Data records
+---+

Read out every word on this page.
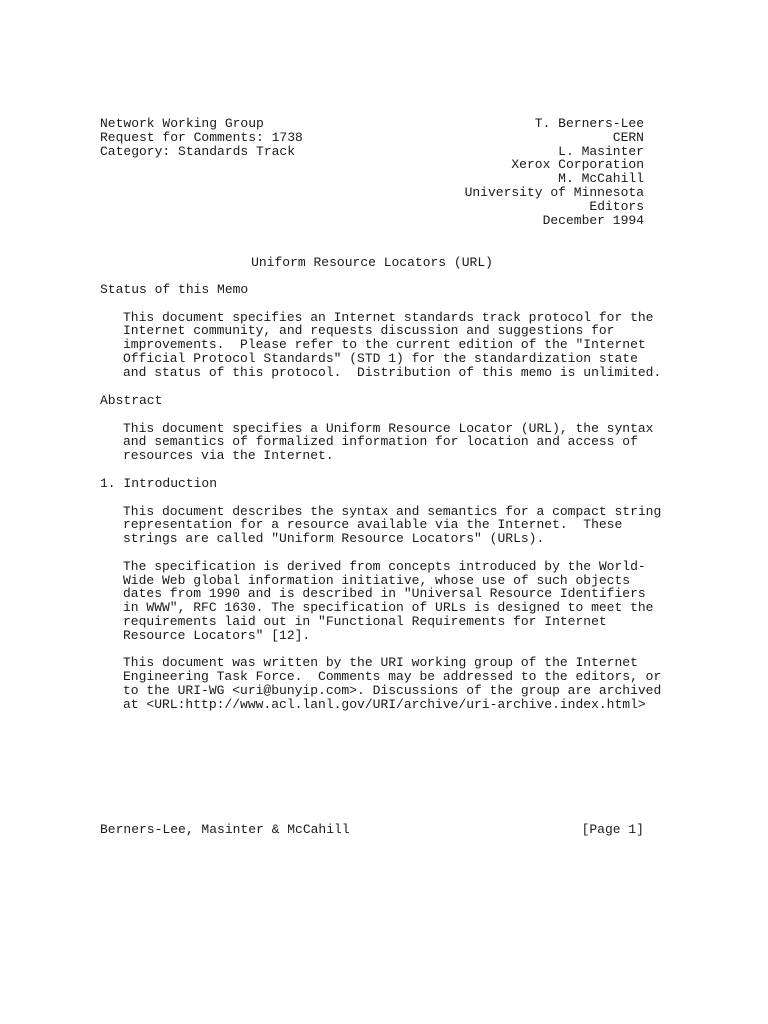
Network Working Group
Request for Comments: 1738
Category: Standards Track
T. Berners-Lee
CERN
L. Masinter
Xerox Corporation
M. McCahill
University of Minnesota
Editors
December 1994
Uniform Resource Locators (URL)
Status of this Memo
This document specifies an Internet standards track protocol for the
Internet community, and requests discussion and suggestions for
improvements.  Please refer to the current edition of the "Internet
Official Protocol Standards" (STD 1) for the standardization state
and status of this protocol.  Distribution of this memo is unlimited.
Abstract
This document specifies a Uniform Resource Locator (URL), the syntax
and semantics of formalized information for location and access of
resources via the Internet.
1. Introduction
This document describes the syntax and semantics for a compact string
representation for a resource available via the Internet.  These
strings are called "Uniform Resource Locators" (URLs).
The specification is derived from concepts introduced by the World-
Wide Web global information initiative, whose use of such objects
dates from 1990 and is described in "Universal Resource Identifiers
in WWW", RFC 1630. The specification of URLs is designed to meet the
requirements laid out in "Functional Requirements for Internet
Resource Locators" [12].
This document was written by the URI working group of the Internet
Engineering Task Force.  Comments may be addressed to the editors, or
to the URI-WG <uri@bunyip.com>. Discussions of the group are archived
at <URL:http://www.acl.lanl.gov/URI/archive/uri-archive.index.html>
Berners-Lee, Masinter & McCahill	[Page 1]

+---+

JOB:
In the records above, how many lines include the string "information"? Answer with only the number.

EXERCISE SOLUTION:
2